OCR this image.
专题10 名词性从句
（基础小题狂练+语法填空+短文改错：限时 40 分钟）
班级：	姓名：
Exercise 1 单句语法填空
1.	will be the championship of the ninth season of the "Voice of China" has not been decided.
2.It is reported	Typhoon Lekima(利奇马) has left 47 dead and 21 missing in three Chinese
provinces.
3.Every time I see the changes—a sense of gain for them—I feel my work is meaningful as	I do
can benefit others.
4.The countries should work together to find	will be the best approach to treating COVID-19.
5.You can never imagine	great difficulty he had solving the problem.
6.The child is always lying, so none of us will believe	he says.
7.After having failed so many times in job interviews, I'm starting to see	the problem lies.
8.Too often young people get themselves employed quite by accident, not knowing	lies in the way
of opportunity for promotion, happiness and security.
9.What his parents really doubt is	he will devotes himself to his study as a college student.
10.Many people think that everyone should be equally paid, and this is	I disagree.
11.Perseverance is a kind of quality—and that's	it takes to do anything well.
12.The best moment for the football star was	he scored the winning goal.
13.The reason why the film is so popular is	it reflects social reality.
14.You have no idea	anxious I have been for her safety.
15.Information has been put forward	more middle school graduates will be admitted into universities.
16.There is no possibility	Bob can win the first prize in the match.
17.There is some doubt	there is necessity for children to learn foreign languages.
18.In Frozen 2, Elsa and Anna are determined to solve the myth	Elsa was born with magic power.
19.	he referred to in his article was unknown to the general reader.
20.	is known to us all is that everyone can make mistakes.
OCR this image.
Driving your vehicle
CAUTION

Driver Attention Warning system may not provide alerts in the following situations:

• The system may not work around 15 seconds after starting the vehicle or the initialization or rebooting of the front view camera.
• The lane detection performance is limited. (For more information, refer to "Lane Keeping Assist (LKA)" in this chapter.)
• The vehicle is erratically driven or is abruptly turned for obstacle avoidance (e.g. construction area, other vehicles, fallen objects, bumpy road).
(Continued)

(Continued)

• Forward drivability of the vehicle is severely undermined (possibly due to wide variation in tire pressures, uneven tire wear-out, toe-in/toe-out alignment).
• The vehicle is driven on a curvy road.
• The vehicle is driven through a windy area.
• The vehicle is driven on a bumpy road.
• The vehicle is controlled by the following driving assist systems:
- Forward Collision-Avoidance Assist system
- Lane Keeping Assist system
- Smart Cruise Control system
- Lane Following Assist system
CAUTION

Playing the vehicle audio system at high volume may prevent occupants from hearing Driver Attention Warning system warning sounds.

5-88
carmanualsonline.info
____________
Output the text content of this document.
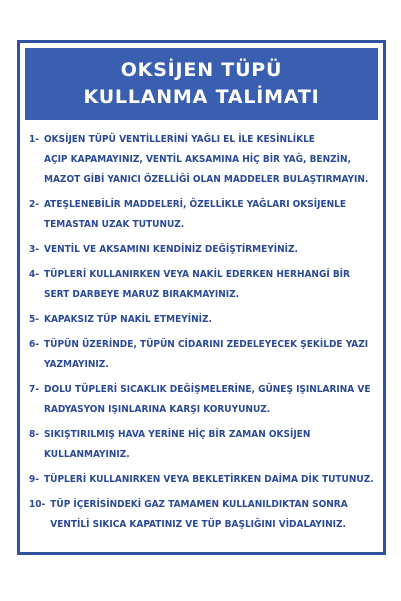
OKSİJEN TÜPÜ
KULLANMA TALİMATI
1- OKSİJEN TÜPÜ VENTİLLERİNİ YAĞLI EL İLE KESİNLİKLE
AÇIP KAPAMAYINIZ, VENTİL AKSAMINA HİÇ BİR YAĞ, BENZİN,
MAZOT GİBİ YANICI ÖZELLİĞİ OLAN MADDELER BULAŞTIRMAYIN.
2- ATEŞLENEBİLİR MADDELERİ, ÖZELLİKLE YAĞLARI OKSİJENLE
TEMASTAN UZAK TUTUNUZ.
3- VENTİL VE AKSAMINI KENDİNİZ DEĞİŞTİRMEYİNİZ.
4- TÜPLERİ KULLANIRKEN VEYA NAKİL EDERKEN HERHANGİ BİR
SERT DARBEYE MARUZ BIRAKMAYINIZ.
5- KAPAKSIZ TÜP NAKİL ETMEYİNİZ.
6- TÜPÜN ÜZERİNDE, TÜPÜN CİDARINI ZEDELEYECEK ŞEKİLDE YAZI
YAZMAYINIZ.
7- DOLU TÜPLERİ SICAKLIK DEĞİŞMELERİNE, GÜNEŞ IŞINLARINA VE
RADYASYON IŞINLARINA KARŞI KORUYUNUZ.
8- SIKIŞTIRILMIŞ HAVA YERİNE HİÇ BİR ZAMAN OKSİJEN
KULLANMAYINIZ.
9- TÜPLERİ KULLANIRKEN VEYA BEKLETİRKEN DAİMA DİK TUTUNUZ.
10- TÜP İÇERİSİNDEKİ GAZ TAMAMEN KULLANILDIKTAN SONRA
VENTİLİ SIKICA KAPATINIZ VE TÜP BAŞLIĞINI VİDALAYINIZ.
____________
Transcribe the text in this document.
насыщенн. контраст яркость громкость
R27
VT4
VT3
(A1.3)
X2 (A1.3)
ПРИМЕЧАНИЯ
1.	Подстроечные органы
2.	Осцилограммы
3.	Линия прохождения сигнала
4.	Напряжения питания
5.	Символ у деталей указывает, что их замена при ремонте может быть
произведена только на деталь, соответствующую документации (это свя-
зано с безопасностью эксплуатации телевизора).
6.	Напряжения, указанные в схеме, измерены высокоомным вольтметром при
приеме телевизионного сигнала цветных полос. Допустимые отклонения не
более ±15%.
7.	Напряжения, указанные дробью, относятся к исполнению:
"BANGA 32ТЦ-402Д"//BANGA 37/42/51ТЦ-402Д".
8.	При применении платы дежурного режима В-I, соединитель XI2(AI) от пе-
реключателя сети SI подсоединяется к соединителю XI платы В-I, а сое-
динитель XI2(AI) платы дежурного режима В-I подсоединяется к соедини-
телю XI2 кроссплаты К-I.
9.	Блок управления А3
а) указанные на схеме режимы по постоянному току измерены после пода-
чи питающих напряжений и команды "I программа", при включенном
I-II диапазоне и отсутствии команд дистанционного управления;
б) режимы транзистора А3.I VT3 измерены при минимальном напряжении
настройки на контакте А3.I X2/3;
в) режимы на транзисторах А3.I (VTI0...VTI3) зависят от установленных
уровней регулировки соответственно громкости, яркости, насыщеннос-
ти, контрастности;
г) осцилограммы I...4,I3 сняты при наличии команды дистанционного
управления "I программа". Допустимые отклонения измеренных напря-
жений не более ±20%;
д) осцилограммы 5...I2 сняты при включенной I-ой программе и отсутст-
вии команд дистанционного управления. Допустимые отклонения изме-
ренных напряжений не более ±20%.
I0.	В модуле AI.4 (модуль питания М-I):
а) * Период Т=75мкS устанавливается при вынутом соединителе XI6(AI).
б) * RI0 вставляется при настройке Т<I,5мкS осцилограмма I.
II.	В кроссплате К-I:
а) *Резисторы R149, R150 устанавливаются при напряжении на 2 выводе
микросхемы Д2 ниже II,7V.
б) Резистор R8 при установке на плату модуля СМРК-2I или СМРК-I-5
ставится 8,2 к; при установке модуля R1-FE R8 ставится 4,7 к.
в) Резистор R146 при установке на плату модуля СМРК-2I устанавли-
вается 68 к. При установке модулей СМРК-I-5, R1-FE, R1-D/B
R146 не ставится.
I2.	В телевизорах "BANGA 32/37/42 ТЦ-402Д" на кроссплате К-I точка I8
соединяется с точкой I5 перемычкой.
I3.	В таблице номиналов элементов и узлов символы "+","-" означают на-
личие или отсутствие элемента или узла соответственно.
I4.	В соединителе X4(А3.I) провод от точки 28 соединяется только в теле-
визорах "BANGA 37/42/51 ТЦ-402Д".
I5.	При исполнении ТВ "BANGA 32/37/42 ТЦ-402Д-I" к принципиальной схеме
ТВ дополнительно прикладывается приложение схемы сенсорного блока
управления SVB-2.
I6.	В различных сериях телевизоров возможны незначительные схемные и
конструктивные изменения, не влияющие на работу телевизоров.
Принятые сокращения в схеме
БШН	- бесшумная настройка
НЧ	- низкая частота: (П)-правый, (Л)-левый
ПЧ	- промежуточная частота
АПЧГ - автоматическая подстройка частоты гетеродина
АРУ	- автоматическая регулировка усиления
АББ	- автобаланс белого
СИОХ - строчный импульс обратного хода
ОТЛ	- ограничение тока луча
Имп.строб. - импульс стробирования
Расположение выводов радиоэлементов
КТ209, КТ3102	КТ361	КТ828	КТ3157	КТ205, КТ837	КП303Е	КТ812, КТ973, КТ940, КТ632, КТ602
____________
- PROBLEM:
From the listing, copy each line containing the word "импульс".

- SOLUTION FOR THIS EXERCISE:
СИОХ - строчный импульс обратного хода
Имп.строб. - импульс стробирования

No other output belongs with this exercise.